__Written request__. The entries below should be given again exactly, minus their pictures.

__Records supplied__.
· · · · · · ·
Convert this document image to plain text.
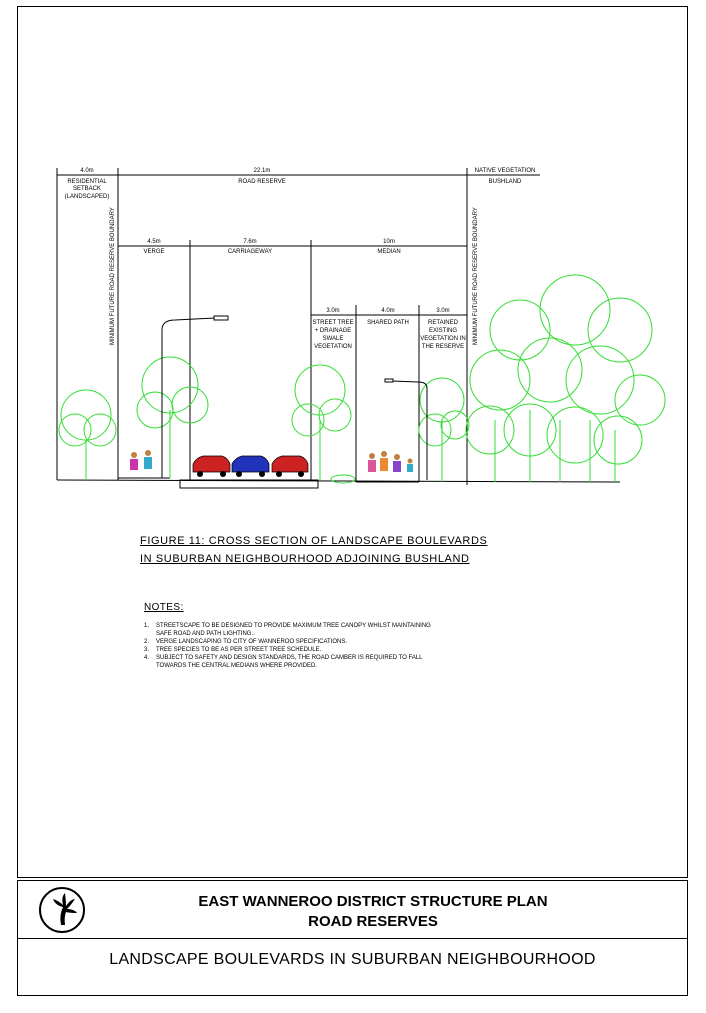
4.0m
RESIDENTIAL
SETBACK
(LANDSCAPED)
22.1m
ROAD RESERVE
NATIVE VEGETATION
BUSHLAND
4.5m
VERGE
7.6m
CARRIAGEWAY
10m
MEDIAN
3.0m
STREET TREE
+ DRAINAGE
SWALE
VEGETATION
4.0m
SHARED PATH
3.0m
RETAINED
EXISTING
VEGETATION IN
THE RESERVE
MINIMUM FUTURE ROAD RESERVE BOUNDARY	MINIMUM FUTURE ROAD RESERVE BOUNDARY
FIGURE 11: CROSS SECTION OF LANDSCAPE BOULEVARDS
IN SUBURBAN NEIGHBOURHOOD ADJOINING BUSHLAND
NOTES:
1. STREETSCAPE TO BE DESIGNED TO PROVIDE MAXIMUM TREE CANOPY WHILST MAINTAINING SAFE ROAD AND PATH LIGHTING..
2. VERGE LANDSCAPING TO CITY OF WANNEROO SPECIFICATIONS.
3. TREE SPECIES TO BE AS PER STREET TREE SCHEDULE.
4. SUBJECT TO SAFETY AND DESIGN STANDARDS, THE ROAD CAMBER IS REQUIRED TO FALL TOWARDS THE CENTRAL MEDIANS WHERE PROVIDED.
EAST WANNEROO DISTRICT STRUCTURE PLAN
ROAD RESERVES
LANDSCAPE BOULEVARDS IN SUBURBAN NEIGHBOURHOOD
· · · · · · ·
__The response__.
Convert this document image to plain text.
4.0m
RESIDENTIAL
SETBACK
(LANDSCAPED)
22.1m
ROAD RESERVE
NATIVE VEGETATION
BUSHLAND
4.5m
VERGE
7.6m
CARRIAGEWAY
10m
MEDIAN
3.0m
STREET TREE
+ DRAINAGE
SWALE
VEGETATION
4.0m
SHARED PATH
3.0m
RETAINED
EXISTING
VEGETATION IN
THE RESERVE
MINIMUM FUTURE ROAD RESERVE BOUNDARY	MINIMUM FUTURE ROAD RESERVE BOUNDARY
FIGURE 11: CROSS SECTION OF LANDSCAPE BOULEVARDS
IN SUBURBAN NEIGHBOURHOOD ADJOINING BUSHLAND
NOTES:
1. STREETSCAPE TO BE DESIGNED TO PROVIDE MAXIMUM TREE CANOPY WHILST MAINTAINING SAFE ROAD AND PATH LIGHTING..
2. VERGE LANDSCAPING TO CITY OF WANNEROO SPECIFICATIONS.
3. TREE SPECIES TO BE AS PER STREET TREE SCHEDULE.
4. SUBJECT TO SAFETY AND DESIGN STANDARDS, THE ROAD CAMBER IS REQUIRED TO FALL TOWARDS THE CENTRAL MEDIANS WHERE PROVIDED.
EAST WANNEROO DISTRICT STRUCTURE PLAN
ROAD RESERVES
LANDSCAPE BOULEVARDS IN SUBURBAN NEIGHBOURHOOD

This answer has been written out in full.